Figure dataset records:
^^^^^^^^
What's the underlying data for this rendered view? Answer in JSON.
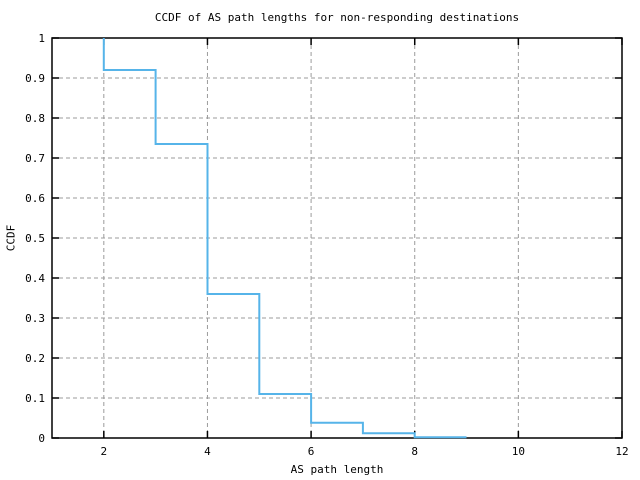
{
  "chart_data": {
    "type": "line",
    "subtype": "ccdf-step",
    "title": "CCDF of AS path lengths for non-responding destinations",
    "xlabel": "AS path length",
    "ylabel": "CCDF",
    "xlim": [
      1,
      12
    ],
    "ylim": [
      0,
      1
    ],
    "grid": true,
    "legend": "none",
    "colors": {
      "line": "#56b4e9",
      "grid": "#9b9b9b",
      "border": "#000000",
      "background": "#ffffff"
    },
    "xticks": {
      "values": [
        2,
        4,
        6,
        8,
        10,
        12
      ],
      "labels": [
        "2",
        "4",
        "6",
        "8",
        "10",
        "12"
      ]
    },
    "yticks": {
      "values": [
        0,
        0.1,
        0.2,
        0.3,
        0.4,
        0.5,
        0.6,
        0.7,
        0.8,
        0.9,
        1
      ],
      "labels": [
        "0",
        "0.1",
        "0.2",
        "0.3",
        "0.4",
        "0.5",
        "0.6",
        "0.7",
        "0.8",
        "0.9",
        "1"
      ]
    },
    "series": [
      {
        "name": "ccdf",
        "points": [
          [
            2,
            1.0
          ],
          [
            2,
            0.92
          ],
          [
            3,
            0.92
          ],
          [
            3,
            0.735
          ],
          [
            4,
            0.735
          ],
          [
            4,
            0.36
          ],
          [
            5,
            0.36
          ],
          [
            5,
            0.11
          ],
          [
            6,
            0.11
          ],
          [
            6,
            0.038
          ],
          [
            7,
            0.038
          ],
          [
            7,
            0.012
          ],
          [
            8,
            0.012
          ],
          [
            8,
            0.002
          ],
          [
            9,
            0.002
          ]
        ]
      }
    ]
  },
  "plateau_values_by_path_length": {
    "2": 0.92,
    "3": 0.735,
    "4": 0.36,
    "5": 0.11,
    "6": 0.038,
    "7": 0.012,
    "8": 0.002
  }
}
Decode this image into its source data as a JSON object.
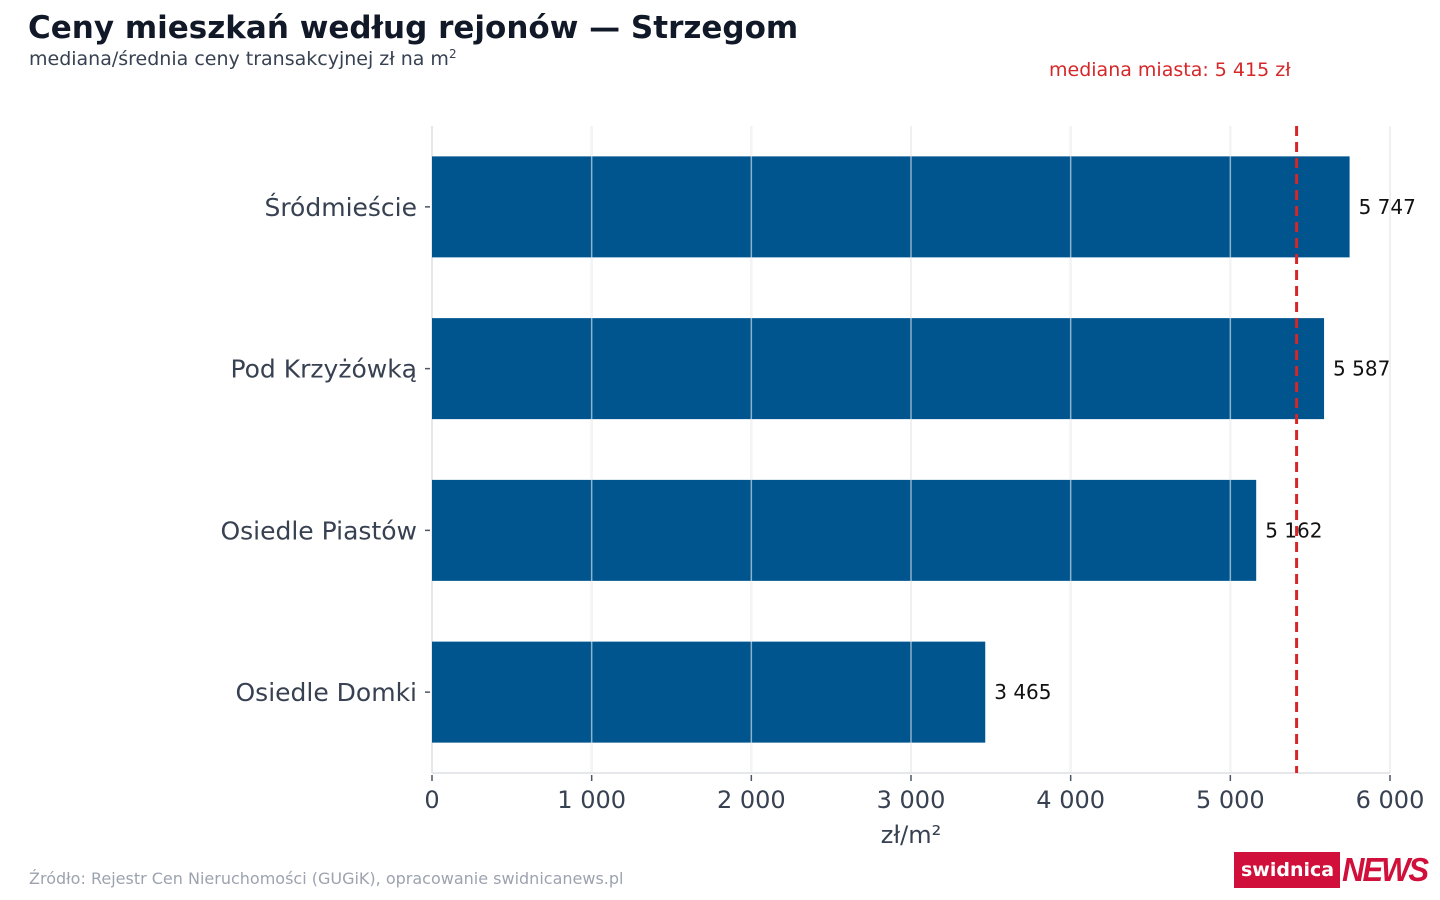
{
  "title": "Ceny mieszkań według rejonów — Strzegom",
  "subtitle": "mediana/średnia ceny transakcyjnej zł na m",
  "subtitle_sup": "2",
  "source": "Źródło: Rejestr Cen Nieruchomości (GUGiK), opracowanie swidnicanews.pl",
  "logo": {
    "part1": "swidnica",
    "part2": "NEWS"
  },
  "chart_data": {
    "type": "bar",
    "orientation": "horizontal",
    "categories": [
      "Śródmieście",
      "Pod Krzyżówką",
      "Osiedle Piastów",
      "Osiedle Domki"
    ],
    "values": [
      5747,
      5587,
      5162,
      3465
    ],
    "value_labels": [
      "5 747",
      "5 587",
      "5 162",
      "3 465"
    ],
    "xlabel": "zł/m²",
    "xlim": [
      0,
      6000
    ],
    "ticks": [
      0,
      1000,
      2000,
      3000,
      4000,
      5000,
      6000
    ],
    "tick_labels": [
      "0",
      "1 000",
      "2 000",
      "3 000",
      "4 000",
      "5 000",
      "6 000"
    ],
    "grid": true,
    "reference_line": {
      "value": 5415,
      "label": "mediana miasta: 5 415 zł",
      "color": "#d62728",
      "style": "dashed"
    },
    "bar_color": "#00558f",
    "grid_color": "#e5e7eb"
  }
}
^^^^^^^^
§ Work to be completed
Say how many lines contain the string "JSON", giving nothing but the count.

§ Exercise answer
2